##### RECORDS TO USE #####

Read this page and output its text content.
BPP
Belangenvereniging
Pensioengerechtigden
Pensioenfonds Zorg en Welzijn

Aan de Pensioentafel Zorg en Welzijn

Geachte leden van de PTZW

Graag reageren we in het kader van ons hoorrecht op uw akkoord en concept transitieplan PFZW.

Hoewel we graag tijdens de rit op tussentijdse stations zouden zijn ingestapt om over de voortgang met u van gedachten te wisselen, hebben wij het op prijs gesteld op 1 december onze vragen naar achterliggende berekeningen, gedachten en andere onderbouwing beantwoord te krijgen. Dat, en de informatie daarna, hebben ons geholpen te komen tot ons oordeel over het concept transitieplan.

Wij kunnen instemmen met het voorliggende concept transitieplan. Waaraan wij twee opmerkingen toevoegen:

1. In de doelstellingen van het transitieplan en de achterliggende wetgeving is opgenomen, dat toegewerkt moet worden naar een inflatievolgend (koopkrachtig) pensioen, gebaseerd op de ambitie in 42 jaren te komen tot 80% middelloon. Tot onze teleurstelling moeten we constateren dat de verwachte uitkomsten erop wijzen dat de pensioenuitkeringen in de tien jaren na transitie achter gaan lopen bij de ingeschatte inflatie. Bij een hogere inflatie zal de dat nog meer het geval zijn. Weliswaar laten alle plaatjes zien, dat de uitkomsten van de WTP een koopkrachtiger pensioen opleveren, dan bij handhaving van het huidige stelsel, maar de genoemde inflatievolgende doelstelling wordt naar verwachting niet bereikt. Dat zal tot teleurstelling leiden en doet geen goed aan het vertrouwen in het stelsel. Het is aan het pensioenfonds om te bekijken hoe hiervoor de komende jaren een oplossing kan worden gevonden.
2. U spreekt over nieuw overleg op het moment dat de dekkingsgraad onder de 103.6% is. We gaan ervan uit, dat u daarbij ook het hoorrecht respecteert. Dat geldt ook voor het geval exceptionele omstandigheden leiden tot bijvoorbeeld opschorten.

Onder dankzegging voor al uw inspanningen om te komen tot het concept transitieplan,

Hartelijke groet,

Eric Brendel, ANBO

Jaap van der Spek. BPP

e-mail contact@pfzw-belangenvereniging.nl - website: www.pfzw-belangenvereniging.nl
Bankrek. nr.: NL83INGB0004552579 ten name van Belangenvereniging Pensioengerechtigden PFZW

#####

> **WHAT NEEDS TO BE DONE**
Repeat the material in full, exactly as it stands.

> **ANSWER BOX**
Read this page and output its text content.
BPP
Belangenvereniging
Pensioengerechtigden
Pensioenfonds Zorg en Welzijn

Aan de Pensioentafel Zorg en Welzijn

Geachte leden van de PTZW

Graag reageren we in het kader van ons hoorrecht op uw akkoord en concept transitieplan PFZW.

Hoewel we graag tijdens de rit op tussentijdse stations zouden zijn ingestapt om over de voortgang met u van gedachten te wisselen, hebben wij het op prijs gesteld op 1 december onze vragen naar achterliggende berekeningen, gedachten en andere onderbouwing beantwoord te krijgen. Dat, en de informatie daarna, hebben ons geholpen te komen tot ons oordeel over het concept transitieplan.

Wij kunnen instemmen met het voorliggende concept transitieplan. Waaraan wij twee opmerkingen toevoegen:

1. In de doelstellingen van het transitieplan en de achterliggende wetgeving is opgenomen, dat toegewerkt moet worden naar een inflatievolgend (koopkrachtig) pensioen, gebaseerd op de ambitie in 42 jaren te komen tot 80% middelloon. Tot onze teleurstelling moeten we constateren dat de verwachte uitkomsten erop wijzen dat de pensioenuitkeringen in de tien jaren na transitie achter gaan lopen bij de ingeschatte inflatie. Bij een hogere inflatie zal de dat nog meer het geval zijn. Weliswaar laten alle plaatjes zien, dat de uitkomsten van de WTP een koopkrachtiger pensioen opleveren, dan bij handhaving van het huidige stelsel, maar de genoemde inflatievolgende doelstelling wordt naar verwachting niet bereikt. Dat zal tot teleurstelling leiden en doet geen goed aan het vertrouwen in het stelsel. Het is aan het pensioenfonds om te bekijken hoe hiervoor de komende jaren een oplossing kan worden gevonden.
2. U spreekt over nieuw overleg op het moment dat de dekkingsgraad onder de 103.6% is. We gaan ervan uit, dat u daarbij ook het hoorrecht respecteert. Dat geldt ook voor het geval exceptionele omstandigheden leiden tot bijvoorbeeld opschorten.

Onder dankzegging voor al uw inspanningen om te komen tot het concept transitieplan,

Hartelijke groet,

Eric Brendel, ANBO

Jaap van der Spek. BPP

e-mail contact@pfzw-belangenvereniging.nl - website: www.pfzw-belangenvereniging.nl
Bankrek. nr.: NL83INGB0004552579 ten name van Belangenvereniging Pensioengerechtigden PFZW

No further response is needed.